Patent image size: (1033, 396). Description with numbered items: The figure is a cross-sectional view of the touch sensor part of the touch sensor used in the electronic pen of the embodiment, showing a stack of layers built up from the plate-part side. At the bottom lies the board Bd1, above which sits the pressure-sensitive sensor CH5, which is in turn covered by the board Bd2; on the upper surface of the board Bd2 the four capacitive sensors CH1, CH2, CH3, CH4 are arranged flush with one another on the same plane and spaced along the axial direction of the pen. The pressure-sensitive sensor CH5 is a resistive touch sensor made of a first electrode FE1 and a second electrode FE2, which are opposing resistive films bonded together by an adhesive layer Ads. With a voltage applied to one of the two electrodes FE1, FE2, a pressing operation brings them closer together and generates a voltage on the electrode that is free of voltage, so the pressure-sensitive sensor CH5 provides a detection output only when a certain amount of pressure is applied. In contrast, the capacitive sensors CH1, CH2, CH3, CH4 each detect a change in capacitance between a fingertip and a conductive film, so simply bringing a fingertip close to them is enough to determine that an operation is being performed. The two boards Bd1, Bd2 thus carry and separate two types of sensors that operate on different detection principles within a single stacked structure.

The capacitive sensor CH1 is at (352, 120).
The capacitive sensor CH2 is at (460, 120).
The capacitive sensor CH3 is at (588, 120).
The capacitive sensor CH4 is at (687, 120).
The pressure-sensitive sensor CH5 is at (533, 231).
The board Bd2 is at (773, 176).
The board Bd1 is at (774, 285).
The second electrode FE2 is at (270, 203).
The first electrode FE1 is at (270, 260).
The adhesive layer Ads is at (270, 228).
◇ ◇ ◇ ◇ ◇
What is being asked | Format the rows from the start through the line containing "The board Bd1 is at (774, 285)." as a two-column CSV with the columns "request" and "answer". Give one line per request, putting its text and its answer each in a single quoted field with line breaks replaced by spaces.

Task result |
request,answer
"Patent image size: (1033, 396). Description with numbered items: The figure is a cross-sectional view of the touch sensor part of the touch sensor used in the electronic pen of the embodiment, showing a stack of layers built up from the plate-part side. At the bottom lies the board Bd1, above which sits the pressure-sensitive sensor CH5, which is in turn covered by the board Bd2; on the upper surface of the board Bd2 the four capacitive sensors CH1, CH2, CH3, CH4 are arranged flush with one another on the same plane and spaced along the axial direction of the pen. The pressure-sensitive sensor CH5 is a resistive touch sensor made of a first electrode FE1 and a second electrode FE2, which are opposing resistive films bonded together by an adhesive layer Ads. With a voltage applied to one of the two electrodes FE1, FE2, a pressing operation brings them closer together and generates a voltage on the electrode that is free of voltage, so the pressure-sensitive sensor CH5 provides a detection output only when a certain amount of pressure is applied. In contrast, the capacitive sensors CH1, CH2, CH3, CH4 each detect a change in capacitance between a fingertip and a conductive film, so simply bringing a fingertip close to them is enough to determine that an operation is being performed. The two boards Bd1, Bd2 thus carry and separate two types of sensors that operate on different detection principles within a single stacked structure.","The capacitive sensor CH1 is at (352, 120). The capacitive sensor CH2 is at (460, 120). The capacitive sensor CH3 is at (588, 120). The capacitive sensor CH4 is at (687, 120). The pressure-sensitive sensor CH5 is at (533, 231). The board Bd2 is at (773, 176). The board Bd1 is at (774, 285)."